■ What is being asked
Copy out word for word the lines of the records below, starting at the line that contains "google-logo: Google [82,209,190,247]" and ending at the line that contains "meta-separator: · [267,347,294,380]", with both of those lines included.

■ Input material
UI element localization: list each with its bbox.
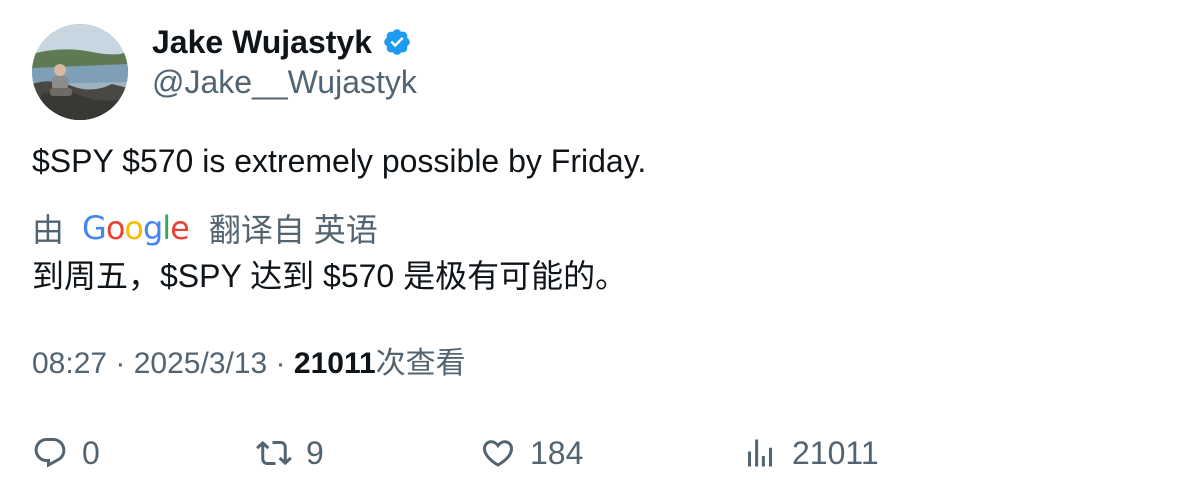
google-logo: Google [82,209,190,247]
avatar-photo [32,24,128,120]
retweet-count: 9 [306,434,324,471]
translated-text: 到周五，$SPY 达到 $570 是极有可能的。 [32,258,628,294]
translation-prefix: 由 [32,212,65,248]
tweet-text: $SPY $570 is extremely possible by Frida… [32,143,647,179]
tweet-date[interactable]: 2025/3/13 [134,347,267,380]
views-chart-icon [748,439,772,467]
meta-separator: · [267,347,294,380]
views-button[interactable]: 21011 [742,428,879,478]
avatar[interactable] [32,24,128,120]
translation-attribution: 由 Google 翻译自 英语 [32,206,378,250]
author-name[interactable]: Jake Wujastyk [152,20,372,64]
like-button[interactable]: 184 [480,428,583,478]
author-name-row[interactable]: Jake Wujastyk [152,20,412,64]
views-label: 次查看 [375,347,466,380]
retweet-button[interactable]: 9 [256,428,324,478]
tweet-time[interactable]: 08:27 [32,347,107,380]
heart-icon [482,440,514,467]
like-count: 184 [530,434,584,471]
meta-separator: · [107,347,134,380]
action-bar: 0 9 184 21011 [0,428,1196,478]
views-count: 21011 [293,347,376,380]
reply-count: 0 [82,434,100,471]
views-action-count: 21011 [792,434,879,471]
author-handle[interactable]: @Jake__Wujastyk [152,62,417,102]
reply-button[interactable]: 0 [32,428,100,478]
retweet-icon [256,440,292,466]
reply-icon [34,438,66,468]
tweet-meta: 08:27 · 2025/3/13 · 21011次查看 [32,342,466,386]
verified-badge-icon [384,29,410,55]
translation-suffix[interactable]: 翻译自 英语 [209,205,378,251]
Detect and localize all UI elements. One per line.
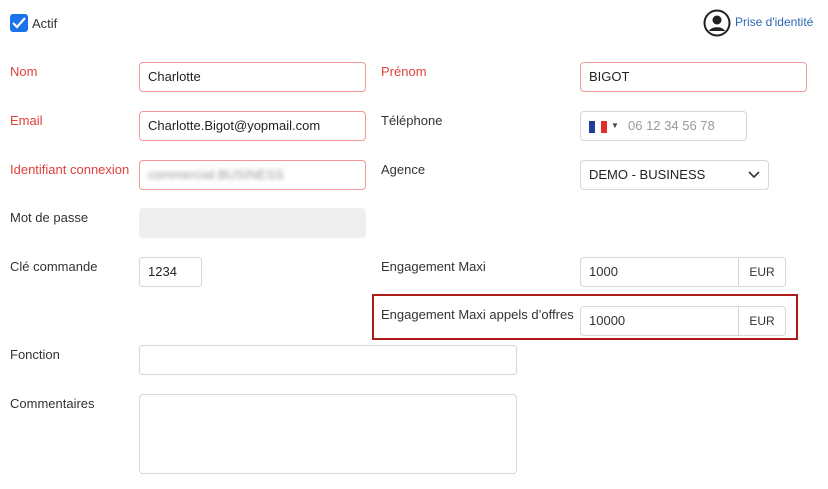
engagement-maxi-field[interactable]: 1000 EUR — [580, 257, 786, 287]
agence-value: DEMO - BUSINESS — [589, 167, 706, 182]
telephone-field[interactable]: ▼ 06 12 34 56 78 — [580, 111, 747, 141]
check-icon — [12, 17, 26, 29]
active-label: Actif — [32, 16, 58, 31]
mot-de-passe-label: Mot de passe — [10, 210, 89, 225]
currency-addon: EUR — [738, 307, 785, 335]
fonction-label: Fonction — [10, 347, 60, 362]
agence-select[interactable]: DEMO - BUSINESS — [580, 160, 769, 190]
currency-addon: EUR — [738, 258, 785, 286]
user-circle-icon[interactable] — [703, 9, 731, 37]
chevron-down-icon — [748, 171, 760, 179]
prenom-input[interactable]: BIGOT — [580, 62, 807, 92]
engagement-maxi-ao-field[interactable]: 10000 EUR — [580, 306, 786, 336]
email-input[interactable]: Charlotte.Bigot@yopmail.com — [139, 111, 366, 141]
cle-commande-label: Clé commande — [10, 259, 98, 274]
mot-de-passe-input[interactable] — [139, 208, 366, 238]
agence-label: Agence — [381, 162, 426, 177]
cle-commande-input[interactable]: 1234 — [139, 257, 202, 287]
engagement-maxi-input[interactable]: 1000 — [581, 258, 738, 286]
engagement-maxi-label: Engagement Maxi — [381, 259, 486, 274]
identifiant-label: Identifiant connexion — [10, 162, 130, 177]
engagement-maxi-ao-input[interactable]: 10000 — [581, 307, 738, 335]
nom-input[interactable]: Charlotte — [139, 62, 366, 92]
email-label: Email — [10, 113, 43, 128]
commentaires-label: Commentaires — [10, 396, 95, 411]
commentaires-textarea[interactable] — [139, 394, 517, 474]
fonction-input[interactable] — [139, 345, 517, 375]
active-checkbox[interactable] — [10, 14, 28, 32]
telephone-label: Téléphone — [381, 113, 443, 128]
identifiant-input[interactable]: commercial.BUSINESS — [139, 160, 366, 190]
identifiant-value: commercial.BUSINESS — [148, 167, 284, 182]
prenom-label: Prénom — [381, 64, 427, 79]
chevron-down-icon[interactable]: ▼ — [611, 112, 619, 140]
engagement-maxi-ao-label: Engagement Maxi appels d’offres — [381, 307, 574, 322]
france-flag-icon[interactable] — [589, 121, 607, 133]
nom-label: Nom — [10, 64, 38, 79]
impersonate-link[interactable]: Prise d'identité — [735, 15, 813, 29]
telephone-input[interactable]: 06 12 34 56 78 — [628, 112, 715, 140]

■ Correct result
google-logo: Google [82,209,190,247]
avatar-photo [32,24,128,120]
retweet-count: 9 [306,434,324,471]
translated-text: 到周五，$SPY 达到 $570 是极有可能的。 [32,258,628,294]
translation-prefix: 由 [32,212,65,248]
tweet-text: $SPY $570 is extremely possible by Frida… [32,143,647,179]
tweet-date[interactable]: 2025/3/13 [134,347,267,380]
views-chart-icon [748,439,772,467]
meta-separator: · [267,347,294,380]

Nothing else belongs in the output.